Given exercise ::
Take every line that has the string "this" and copy it out.

Task material ::
◆ ◆ ◆ ◆ ◆ ◆ ◆

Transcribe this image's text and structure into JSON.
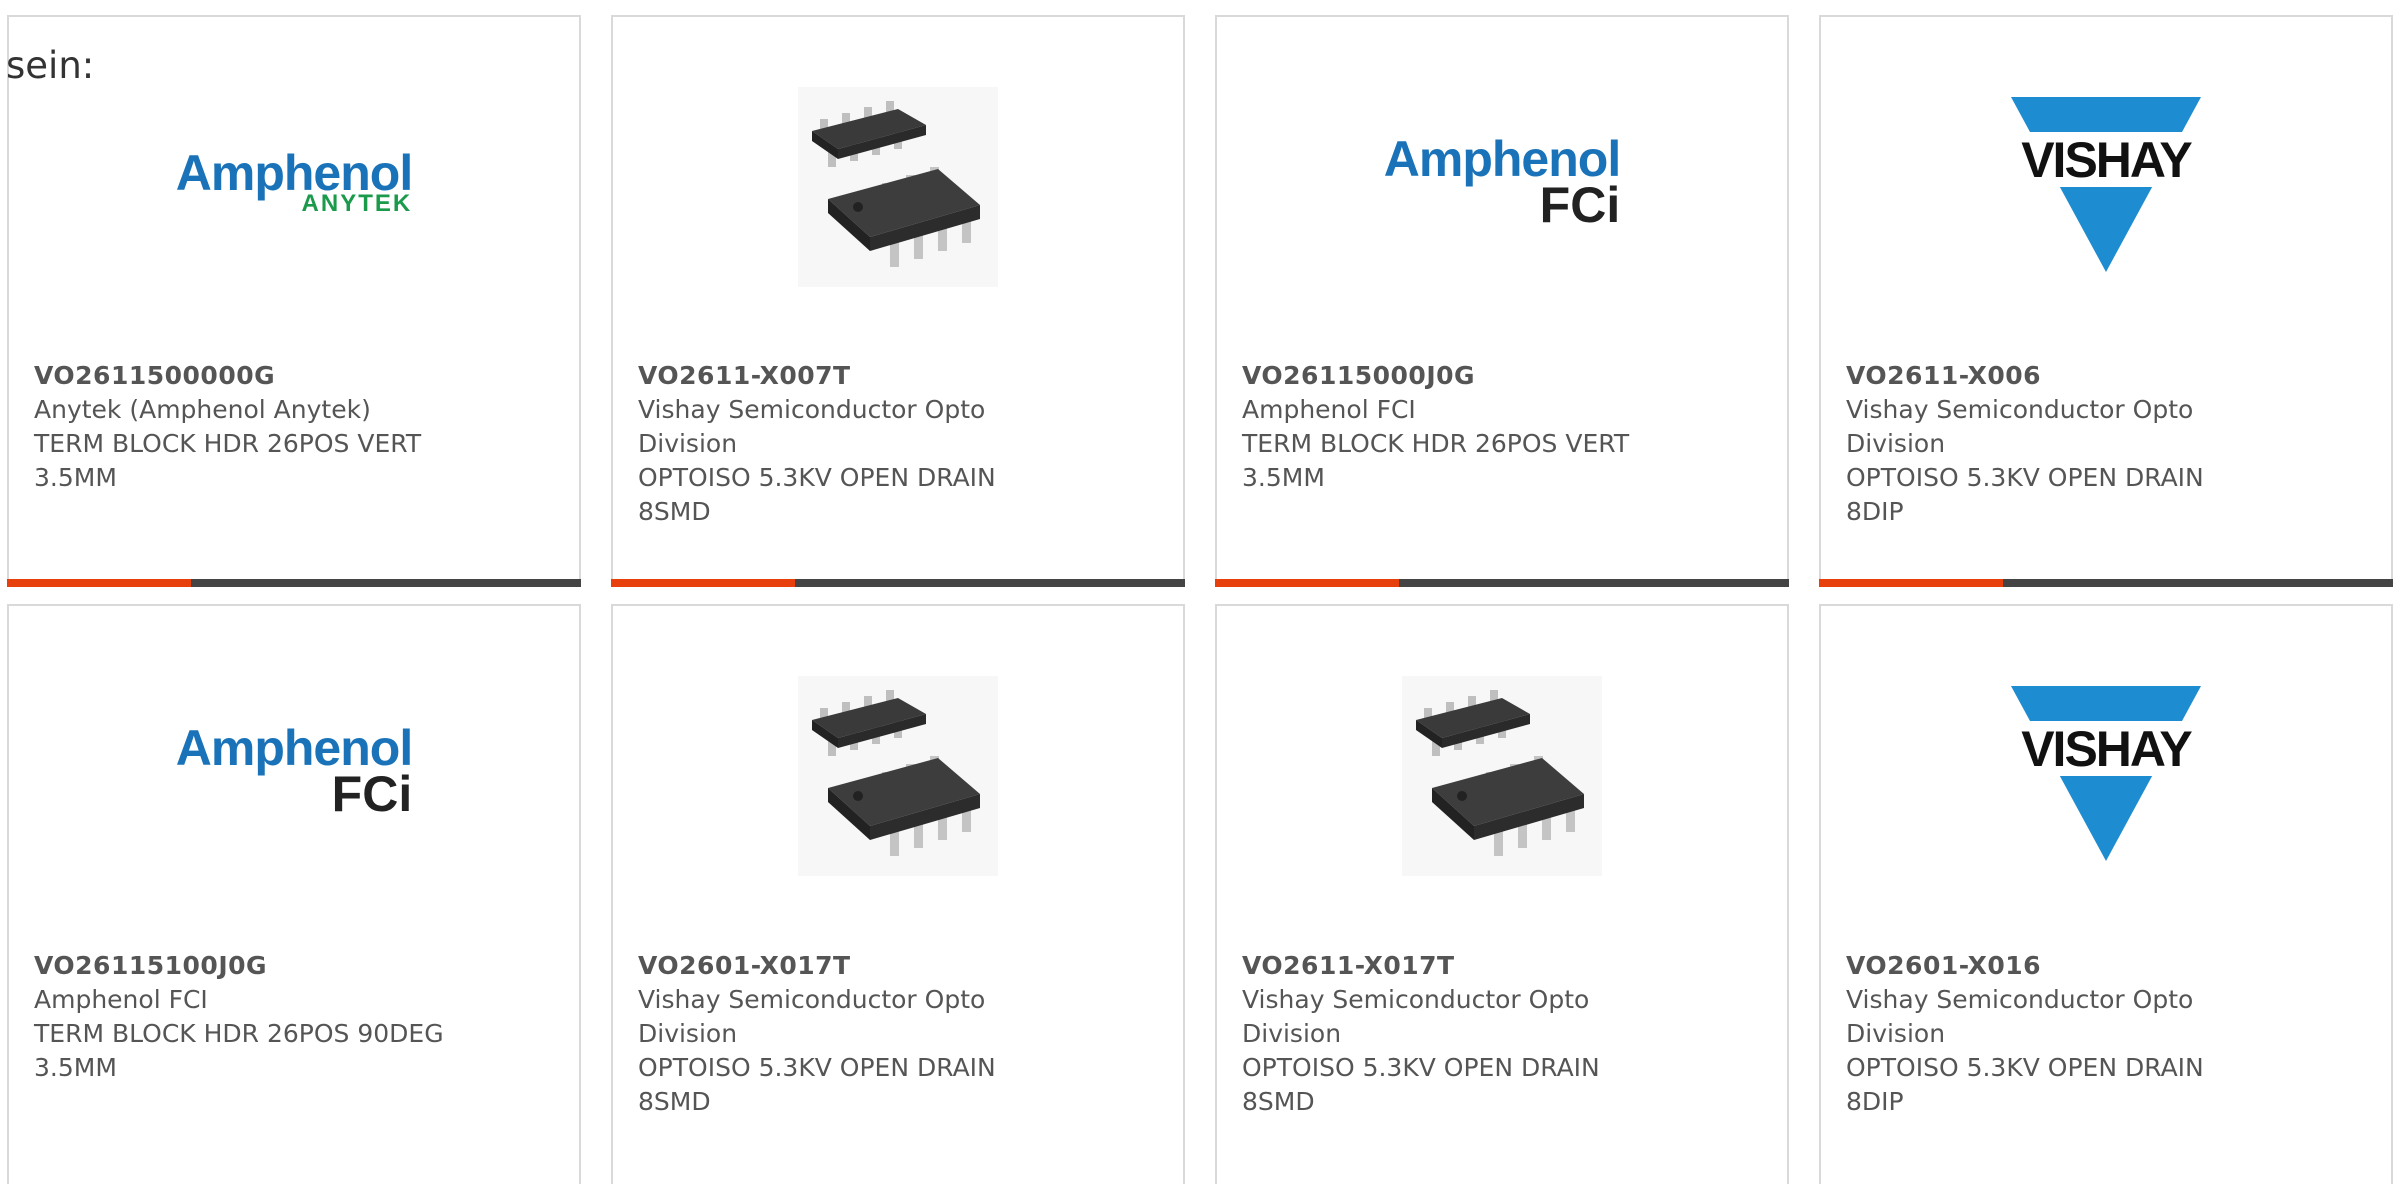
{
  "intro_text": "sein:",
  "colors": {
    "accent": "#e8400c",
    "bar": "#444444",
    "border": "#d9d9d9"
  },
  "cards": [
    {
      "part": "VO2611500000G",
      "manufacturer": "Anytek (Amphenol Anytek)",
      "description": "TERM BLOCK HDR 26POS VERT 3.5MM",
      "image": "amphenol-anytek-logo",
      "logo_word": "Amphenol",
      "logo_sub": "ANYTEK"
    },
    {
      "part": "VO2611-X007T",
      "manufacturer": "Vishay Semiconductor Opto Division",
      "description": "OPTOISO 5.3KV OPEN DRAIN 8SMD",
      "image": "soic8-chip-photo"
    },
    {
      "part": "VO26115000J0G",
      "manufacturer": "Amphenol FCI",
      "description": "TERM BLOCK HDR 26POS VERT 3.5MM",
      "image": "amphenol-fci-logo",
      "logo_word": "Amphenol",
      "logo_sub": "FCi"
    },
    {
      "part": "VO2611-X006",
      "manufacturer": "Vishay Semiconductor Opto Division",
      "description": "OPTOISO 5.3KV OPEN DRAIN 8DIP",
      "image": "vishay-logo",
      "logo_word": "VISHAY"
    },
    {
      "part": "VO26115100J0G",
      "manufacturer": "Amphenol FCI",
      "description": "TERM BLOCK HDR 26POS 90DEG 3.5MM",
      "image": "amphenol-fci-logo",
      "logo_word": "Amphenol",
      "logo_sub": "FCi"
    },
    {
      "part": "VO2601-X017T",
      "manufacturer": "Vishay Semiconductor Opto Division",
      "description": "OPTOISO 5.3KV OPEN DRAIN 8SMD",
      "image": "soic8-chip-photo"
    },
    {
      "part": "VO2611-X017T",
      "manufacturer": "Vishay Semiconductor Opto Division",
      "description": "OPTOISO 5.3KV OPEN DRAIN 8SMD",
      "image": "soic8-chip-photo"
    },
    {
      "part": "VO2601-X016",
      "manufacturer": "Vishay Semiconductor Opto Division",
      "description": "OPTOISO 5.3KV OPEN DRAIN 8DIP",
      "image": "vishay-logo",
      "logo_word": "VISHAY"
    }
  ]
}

◆ ◆ ◆ ◆ ◆ ◆ ◆

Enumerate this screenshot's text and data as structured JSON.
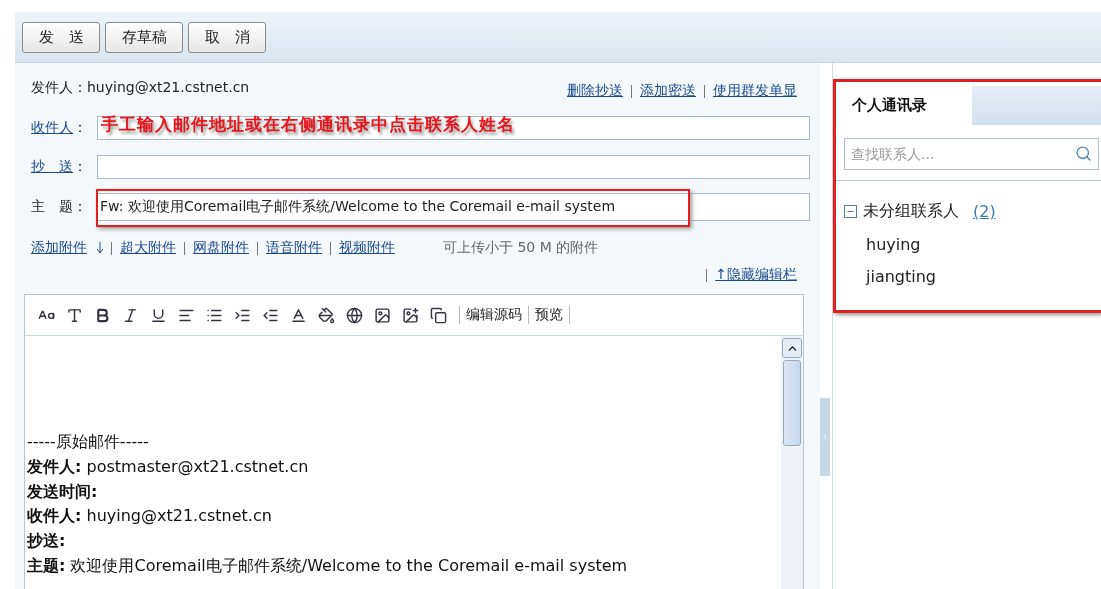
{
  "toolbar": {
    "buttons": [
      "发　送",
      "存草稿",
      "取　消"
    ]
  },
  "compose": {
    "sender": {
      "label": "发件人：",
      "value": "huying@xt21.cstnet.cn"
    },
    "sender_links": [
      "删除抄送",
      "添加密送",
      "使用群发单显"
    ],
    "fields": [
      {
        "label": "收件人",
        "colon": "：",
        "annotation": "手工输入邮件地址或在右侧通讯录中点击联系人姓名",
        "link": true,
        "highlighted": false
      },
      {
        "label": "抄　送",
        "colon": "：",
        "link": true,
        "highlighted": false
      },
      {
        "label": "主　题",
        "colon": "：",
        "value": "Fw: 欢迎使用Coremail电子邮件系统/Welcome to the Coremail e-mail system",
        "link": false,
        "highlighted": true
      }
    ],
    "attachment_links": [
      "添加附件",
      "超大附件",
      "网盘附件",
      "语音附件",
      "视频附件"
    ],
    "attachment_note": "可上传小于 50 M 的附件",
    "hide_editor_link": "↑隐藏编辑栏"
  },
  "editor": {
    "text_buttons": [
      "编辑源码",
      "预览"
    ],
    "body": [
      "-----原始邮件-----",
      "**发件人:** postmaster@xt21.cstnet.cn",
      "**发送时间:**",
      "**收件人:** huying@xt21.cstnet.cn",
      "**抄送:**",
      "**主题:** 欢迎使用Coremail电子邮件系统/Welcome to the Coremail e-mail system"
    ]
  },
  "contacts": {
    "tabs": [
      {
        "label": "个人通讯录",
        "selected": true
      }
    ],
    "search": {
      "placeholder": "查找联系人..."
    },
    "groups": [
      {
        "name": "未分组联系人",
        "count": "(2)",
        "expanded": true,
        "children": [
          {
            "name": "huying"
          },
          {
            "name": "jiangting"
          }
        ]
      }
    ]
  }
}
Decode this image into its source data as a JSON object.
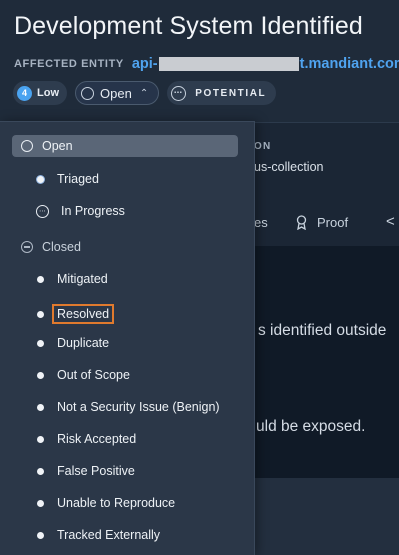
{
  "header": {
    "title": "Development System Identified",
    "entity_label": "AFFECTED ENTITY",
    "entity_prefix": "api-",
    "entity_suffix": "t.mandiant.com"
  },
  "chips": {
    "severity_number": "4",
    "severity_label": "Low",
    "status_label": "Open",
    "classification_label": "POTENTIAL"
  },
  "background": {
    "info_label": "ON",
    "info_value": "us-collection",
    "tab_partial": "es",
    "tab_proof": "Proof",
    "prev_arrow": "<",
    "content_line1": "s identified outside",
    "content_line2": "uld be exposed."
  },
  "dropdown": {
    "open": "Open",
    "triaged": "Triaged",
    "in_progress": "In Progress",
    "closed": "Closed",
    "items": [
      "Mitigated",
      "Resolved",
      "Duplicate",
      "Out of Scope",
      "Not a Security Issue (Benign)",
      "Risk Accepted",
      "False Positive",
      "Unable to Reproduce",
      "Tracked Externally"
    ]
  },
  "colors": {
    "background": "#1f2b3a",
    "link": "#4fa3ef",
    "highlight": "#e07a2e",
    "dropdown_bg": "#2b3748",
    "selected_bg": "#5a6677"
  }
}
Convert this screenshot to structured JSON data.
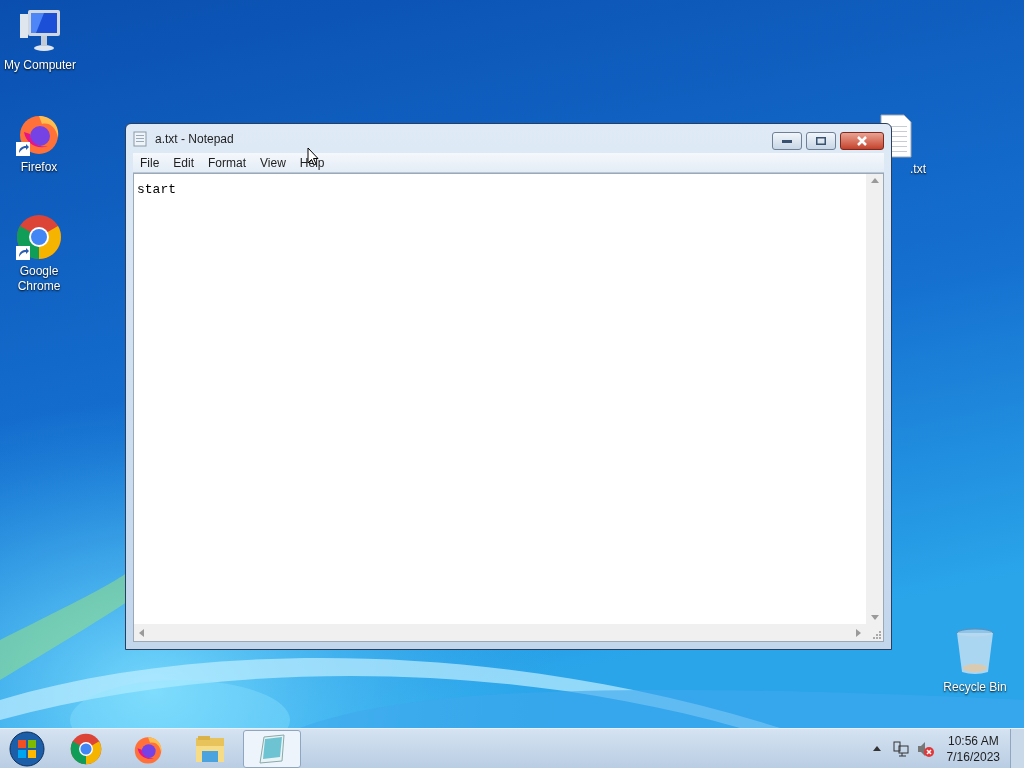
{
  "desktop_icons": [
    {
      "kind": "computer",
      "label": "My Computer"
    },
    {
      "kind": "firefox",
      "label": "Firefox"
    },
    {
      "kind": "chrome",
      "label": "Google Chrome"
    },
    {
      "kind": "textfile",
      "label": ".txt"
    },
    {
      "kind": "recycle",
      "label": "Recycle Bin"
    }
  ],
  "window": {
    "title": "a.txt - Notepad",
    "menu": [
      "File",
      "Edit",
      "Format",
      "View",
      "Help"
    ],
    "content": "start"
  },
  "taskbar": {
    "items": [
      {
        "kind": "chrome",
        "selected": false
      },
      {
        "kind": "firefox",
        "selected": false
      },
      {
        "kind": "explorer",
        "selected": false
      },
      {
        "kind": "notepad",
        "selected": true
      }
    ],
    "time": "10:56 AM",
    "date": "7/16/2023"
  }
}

◆ ◆ ◆ ◆ ◆ ◆ ◆

Exercise answer ::
Transcribe this image's text and structure into JSON.
Enumerate this screenshot's text and data as structured JSON.
Decode this image into its source data as a JSON object.
Convert this screenshot to structured JSON data.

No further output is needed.